### Task objective:
Your answer is a single number: how many lines hold the word "MAIL"?

### Provided material:
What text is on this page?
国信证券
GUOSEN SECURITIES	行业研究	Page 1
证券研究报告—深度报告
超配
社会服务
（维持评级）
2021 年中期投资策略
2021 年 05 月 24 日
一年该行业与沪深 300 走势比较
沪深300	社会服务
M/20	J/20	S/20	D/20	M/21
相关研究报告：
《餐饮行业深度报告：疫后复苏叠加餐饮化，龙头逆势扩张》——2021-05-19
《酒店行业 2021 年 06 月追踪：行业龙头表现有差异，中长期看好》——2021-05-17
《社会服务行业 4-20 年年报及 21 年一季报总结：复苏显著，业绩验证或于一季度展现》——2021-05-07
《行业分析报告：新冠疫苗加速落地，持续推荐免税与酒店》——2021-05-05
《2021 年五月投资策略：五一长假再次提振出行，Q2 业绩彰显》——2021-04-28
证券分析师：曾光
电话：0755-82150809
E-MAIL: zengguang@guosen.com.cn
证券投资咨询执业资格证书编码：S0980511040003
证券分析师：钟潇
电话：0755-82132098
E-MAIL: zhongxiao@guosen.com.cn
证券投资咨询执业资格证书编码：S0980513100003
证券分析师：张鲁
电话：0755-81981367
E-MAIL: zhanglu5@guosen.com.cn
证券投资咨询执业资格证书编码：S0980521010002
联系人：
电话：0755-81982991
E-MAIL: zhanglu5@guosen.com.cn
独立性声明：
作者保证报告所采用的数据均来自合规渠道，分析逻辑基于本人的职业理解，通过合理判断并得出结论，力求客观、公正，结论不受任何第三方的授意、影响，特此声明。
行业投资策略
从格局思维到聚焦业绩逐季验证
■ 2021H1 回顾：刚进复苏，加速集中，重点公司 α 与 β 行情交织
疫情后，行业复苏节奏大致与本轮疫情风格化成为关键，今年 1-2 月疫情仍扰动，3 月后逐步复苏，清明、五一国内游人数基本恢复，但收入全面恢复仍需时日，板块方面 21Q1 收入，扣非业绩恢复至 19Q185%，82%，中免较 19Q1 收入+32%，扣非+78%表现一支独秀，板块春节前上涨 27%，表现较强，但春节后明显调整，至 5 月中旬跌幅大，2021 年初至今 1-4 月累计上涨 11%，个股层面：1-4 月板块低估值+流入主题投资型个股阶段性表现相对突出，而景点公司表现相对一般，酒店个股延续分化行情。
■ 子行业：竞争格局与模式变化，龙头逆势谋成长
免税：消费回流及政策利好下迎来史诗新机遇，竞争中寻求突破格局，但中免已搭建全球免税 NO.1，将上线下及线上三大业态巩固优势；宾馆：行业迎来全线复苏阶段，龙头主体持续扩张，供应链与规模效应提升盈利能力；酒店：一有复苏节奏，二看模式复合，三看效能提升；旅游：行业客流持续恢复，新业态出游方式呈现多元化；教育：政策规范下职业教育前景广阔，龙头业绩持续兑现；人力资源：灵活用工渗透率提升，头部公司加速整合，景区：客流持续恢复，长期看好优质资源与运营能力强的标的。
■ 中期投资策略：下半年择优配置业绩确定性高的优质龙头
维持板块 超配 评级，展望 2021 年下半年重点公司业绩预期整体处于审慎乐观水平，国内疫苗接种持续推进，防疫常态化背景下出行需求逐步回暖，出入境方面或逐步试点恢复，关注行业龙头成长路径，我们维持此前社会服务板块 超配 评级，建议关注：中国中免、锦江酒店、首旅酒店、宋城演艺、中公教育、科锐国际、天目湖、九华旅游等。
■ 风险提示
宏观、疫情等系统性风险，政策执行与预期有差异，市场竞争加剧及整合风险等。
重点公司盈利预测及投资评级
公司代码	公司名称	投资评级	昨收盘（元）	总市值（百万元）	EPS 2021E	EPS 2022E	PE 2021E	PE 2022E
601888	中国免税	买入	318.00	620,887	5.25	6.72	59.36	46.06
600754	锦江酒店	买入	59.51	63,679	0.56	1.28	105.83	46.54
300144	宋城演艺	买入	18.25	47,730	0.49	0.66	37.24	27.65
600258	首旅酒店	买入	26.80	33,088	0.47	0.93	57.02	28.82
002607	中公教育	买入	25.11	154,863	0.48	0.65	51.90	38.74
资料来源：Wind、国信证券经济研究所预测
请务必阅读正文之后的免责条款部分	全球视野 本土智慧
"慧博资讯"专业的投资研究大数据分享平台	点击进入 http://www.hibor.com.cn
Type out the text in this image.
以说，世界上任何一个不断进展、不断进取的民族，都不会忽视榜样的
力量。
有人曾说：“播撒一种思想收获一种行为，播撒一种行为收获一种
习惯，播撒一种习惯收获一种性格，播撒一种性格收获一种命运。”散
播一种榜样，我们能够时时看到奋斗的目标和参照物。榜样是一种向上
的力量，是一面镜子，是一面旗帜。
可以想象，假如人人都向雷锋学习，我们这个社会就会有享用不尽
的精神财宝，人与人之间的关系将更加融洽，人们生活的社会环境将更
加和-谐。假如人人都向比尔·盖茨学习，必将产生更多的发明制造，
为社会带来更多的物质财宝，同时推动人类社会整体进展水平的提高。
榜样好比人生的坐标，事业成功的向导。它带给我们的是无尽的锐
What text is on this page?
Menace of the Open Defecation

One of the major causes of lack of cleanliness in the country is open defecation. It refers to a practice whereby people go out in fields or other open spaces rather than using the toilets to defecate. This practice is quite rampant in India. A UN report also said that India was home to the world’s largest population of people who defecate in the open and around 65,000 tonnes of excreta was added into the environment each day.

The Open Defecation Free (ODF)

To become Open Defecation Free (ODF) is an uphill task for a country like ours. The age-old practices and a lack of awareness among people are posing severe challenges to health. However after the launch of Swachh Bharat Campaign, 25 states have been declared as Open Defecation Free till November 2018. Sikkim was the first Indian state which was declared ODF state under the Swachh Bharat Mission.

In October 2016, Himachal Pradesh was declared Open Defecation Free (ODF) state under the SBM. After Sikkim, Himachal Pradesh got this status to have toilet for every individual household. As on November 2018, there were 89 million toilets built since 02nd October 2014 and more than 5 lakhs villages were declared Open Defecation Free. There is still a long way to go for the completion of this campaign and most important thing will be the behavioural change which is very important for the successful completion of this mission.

### Complete response:
4